>> Start Input rows

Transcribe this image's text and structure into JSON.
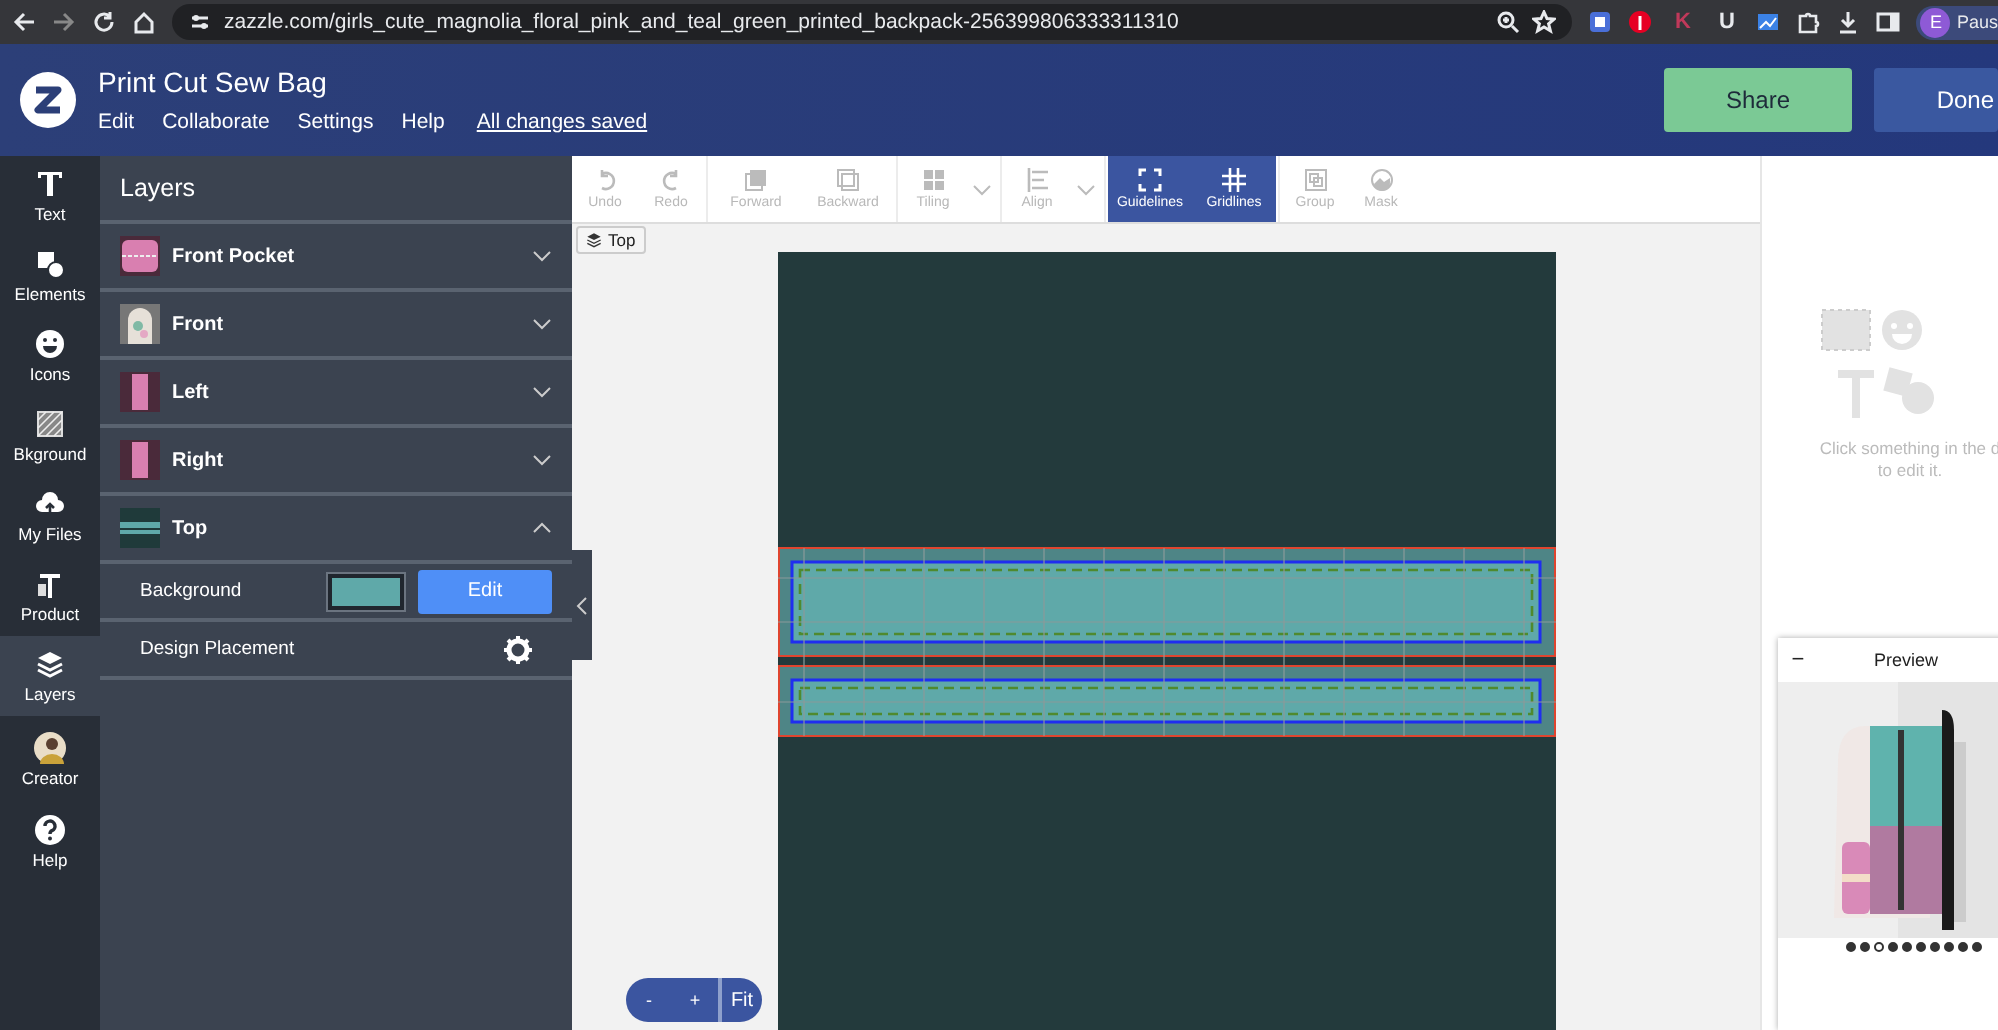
{
  "browser": {
    "url": "zazzle.com/girls_cute_magnolia_floral_pink_and_teal_green_printed_backpack-256399806333311310",
    "profile_initial": "E",
    "profile_name": "Paus",
    "extensions": [
      {
        "kind": "tile",
        "color": "#4a6fd8"
      },
      {
        "kind": "pin",
        "color": "#e60023"
      },
      {
        "kind": "letter",
        "label": "K",
        "color": "#c0395a"
      },
      {
        "kind": "letter",
        "label": "U",
        "color": "#e8eaed"
      },
      {
        "kind": "chart",
        "color": "#3b82e6"
      },
      {
        "kind": "puzzle",
        "color": "#e8eaed"
      }
    ]
  },
  "header": {
    "title": "Print Cut Sew Bag",
    "menu": [
      "Edit",
      "Collaborate",
      "Settings",
      "Help"
    ],
    "saved_status": "All changes saved",
    "buttons": [
      {
        "label": "Share",
        "kind": "primary"
      },
      {
        "label": "Done",
        "kind": "secondary"
      }
    ]
  },
  "rail": [
    {
      "label": "Text",
      "kind": "text",
      "selected": false
    },
    {
      "label": "Elements",
      "kind": "elements",
      "selected": false
    },
    {
      "label": "Icons",
      "kind": "icons",
      "selected": false
    },
    {
      "label": "Bkground",
      "kind": "background",
      "selected": false
    },
    {
      "label": "My Files",
      "kind": "files",
      "selected": false
    },
    {
      "label": "Product",
      "kind": "product",
      "selected": false
    },
    {
      "label": "Layers",
      "kind": "layers",
      "selected": true
    },
    {
      "label": "Creator",
      "kind": "creator",
      "selected": false
    },
    {
      "label": "Help",
      "kind": "help",
      "selected": false
    }
  ],
  "layers_panel": {
    "title": "Layers",
    "layers": [
      {
        "name": "Front Pocket",
        "kind": "pocket",
        "expanded": false
      },
      {
        "name": "Front",
        "kind": "front",
        "expanded": false
      },
      {
        "name": "Left",
        "kind": "side",
        "expanded": false
      },
      {
        "name": "Right",
        "kind": "side",
        "expanded": false
      },
      {
        "name": "Top",
        "kind": "top",
        "expanded": true
      }
    ],
    "options": [
      {
        "kind": "color",
        "label": "Background",
        "color": "#5fa9a9",
        "button": "Edit"
      },
      {
        "kind": "settings",
        "label": "Design Placement"
      }
    ]
  },
  "toolbar": [
    {
      "label": "Undo",
      "kind": "undo",
      "disabled": true,
      "selected": false
    },
    {
      "label": "Redo",
      "kind": "redo",
      "disabled": true,
      "selected": false
    },
    {
      "label": "Forward",
      "kind": "forward",
      "disabled": true,
      "selected": false
    },
    {
      "label": "Backward",
      "kind": "backward",
      "disabled": true,
      "selected": false
    },
    {
      "label": "Tiling",
      "kind": "tiling",
      "disabled": true,
      "selected": false,
      "dropdown": true
    },
    {
      "label": "Align",
      "kind": "align",
      "disabled": true,
      "selected": false,
      "dropdown": true
    },
    {
      "label": "Guidelines",
      "kind": "guidelines",
      "disabled": false,
      "selected": true
    },
    {
      "label": "Gridlines",
      "kind": "gridlines",
      "disabled": false,
      "selected": true
    },
    {
      "label": "Group",
      "kind": "group",
      "disabled": true,
      "selected": false
    },
    {
      "label": "Mask",
      "kind": "mask",
      "disabled": true,
      "selected": false
    }
  ],
  "canvas": {
    "view_label": "Top",
    "zoom": [
      "-",
      "+",
      "Fit"
    ]
  },
  "properties": {
    "hint_lines": [
      "Click something in the d",
      "to edit it."
    ]
  },
  "preview": {
    "collapse": "−",
    "title": "Preview",
    "dots": [
      {
        "selected": false
      },
      {
        "selected": false
      },
      {
        "selected": true
      },
      {
        "selected": false
      },
      {
        "selected": false
      },
      {
        "selected": false
      },
      {
        "selected": false
      },
      {
        "selected": false
      },
      {
        "selected": false
      },
      {
        "selected": false
      }
    ]
  }
}
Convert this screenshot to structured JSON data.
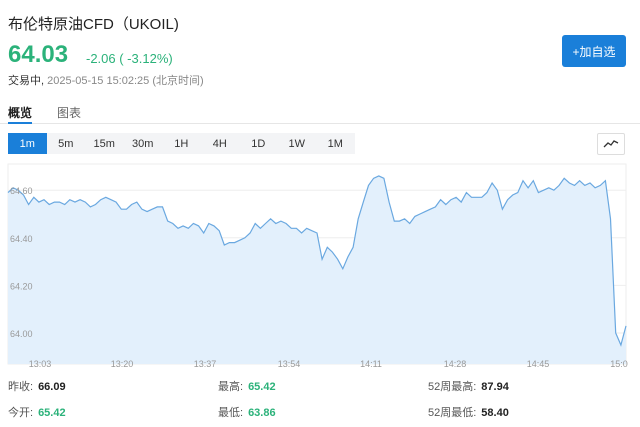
{
  "header": {
    "title": "布伦特原油CFD（UKOIL)",
    "price": "64.03",
    "change": "-2.06 ( -3.12%)",
    "status_label": "交易中,",
    "timestamp": "2025-05-15 15:02:25 (北京时间)",
    "add_watch_label": "+加自选"
  },
  "tabs": [
    {
      "label": "概览",
      "active": true
    },
    {
      "label": "图表",
      "active": false
    }
  ],
  "intervals": [
    "1m",
    "5m",
    "15m",
    "30m",
    "1H",
    "4H",
    "1D",
    "1W",
    "1M"
  ],
  "active_interval": "1m",
  "colors": {
    "accent": "#1a7fd9",
    "down": "#2bb27a",
    "line": "#6aa8e0",
    "fill": "#e3f0fc"
  },
  "chart_data": {
    "type": "area",
    "y_ticks": [
      "64.60",
      "64.40",
      "64.20",
      "64.00"
    ],
    "x_ticks": [
      "13:03",
      "13:20",
      "13:37",
      "13:54",
      "14:11",
      "14:28",
      "14:45",
      "15:0"
    ],
    "ylim": [
      63.87,
      64.71
    ],
    "xlim": [
      0,
      120
    ],
    "x": [
      0,
      1,
      2,
      3,
      4,
      5,
      6,
      7,
      8,
      9,
      10,
      11,
      12,
      13,
      14,
      15,
      16,
      17,
      18,
      19,
      20,
      21,
      22,
      23,
      24,
      25,
      26,
      27,
      28,
      29,
      30,
      31,
      32,
      33,
      34,
      35,
      36,
      37,
      38,
      39,
      40,
      41,
      42,
      43,
      44,
      45,
      46,
      47,
      48,
      49,
      50,
      51,
      52,
      53,
      54,
      55,
      56,
      57,
      58,
      59,
      60,
      61,
      62,
      63,
      64,
      65,
      66,
      67,
      68,
      69,
      70,
      71,
      72,
      73,
      74,
      75,
      76,
      77,
      78,
      79,
      80,
      81,
      82,
      83,
      84,
      85,
      86,
      87,
      88,
      89,
      90,
      91,
      92,
      93,
      94,
      95,
      96,
      97,
      98,
      99,
      100,
      101,
      102,
      103,
      104,
      105,
      106,
      107,
      108,
      109,
      110,
      111,
      112,
      113,
      114,
      115,
      116,
      117,
      118,
      119,
      120
    ],
    "y": [
      64.59,
      64.61,
      64.6,
      64.58,
      64.54,
      64.57,
      64.55,
      64.56,
      64.54,
      64.55,
      64.55,
      64.54,
      64.56,
      64.55,
      64.56,
      64.55,
      64.53,
      64.54,
      64.56,
      64.57,
      64.56,
      64.55,
      64.52,
      64.52,
      64.54,
      64.55,
      64.52,
      64.51,
      64.52,
      64.53,
      64.53,
      64.47,
      64.46,
      64.44,
      64.45,
      64.44,
      64.46,
      64.45,
      64.42,
      64.46,
      64.45,
      64.43,
      64.37,
      64.38,
      64.38,
      64.39,
      64.4,
      64.42,
      64.46,
      64.44,
      64.46,
      64.48,
      64.46,
      64.47,
      64.46,
      64.44,
      64.44,
      64.42,
      64.44,
      64.43,
      64.42,
      64.31,
      64.36,
      64.34,
      64.31,
      64.27,
      64.32,
      64.36,
      64.48,
      64.55,
      64.62,
      64.65,
      64.66,
      64.65,
      64.55,
      64.47,
      64.47,
      64.48,
      64.46,
      64.49,
      64.5,
      64.51,
      64.52,
      64.53,
      64.56,
      64.54,
      64.56,
      64.57,
      64.55,
      64.59,
      64.57,
      64.57,
      64.57,
      64.59,
      64.63,
      64.6,
      64.52,
      64.56,
      64.58,
      64.59,
      64.64,
      64.61,
      64.64,
      64.59,
      64.6,
      64.61,
      64.6,
      64.62,
      64.65,
      64.63,
      64.62,
      64.64,
      64.62,
      64.63,
      64.61,
      64.62,
      64.64,
      64.48,
      64.0,
      63.95,
      64.03,
      64.02
    ]
  },
  "stats": [
    {
      "label": "昨收:",
      "value": "66.09",
      "tone": "dark"
    },
    {
      "label": "最高:",
      "value": "65.42",
      "tone": "green"
    },
    {
      "label": "52周最高:",
      "value": "87.94",
      "tone": "dark"
    },
    {
      "label": "今开:",
      "value": "65.42",
      "tone": "green"
    },
    {
      "label": "最低:",
      "value": "63.86",
      "tone": "green"
    },
    {
      "label": "52周最低:",
      "value": "58.40",
      "tone": "dark"
    }
  ]
}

>> End Input rows

Do this >> Show each line of the data that contains the string "title".

The solution >>
    "title": "Print Cut Sew Bag",
    "title": "Layers",
    "title": "Preview",
    "title": "布伦特原油CFD（UKOIL)",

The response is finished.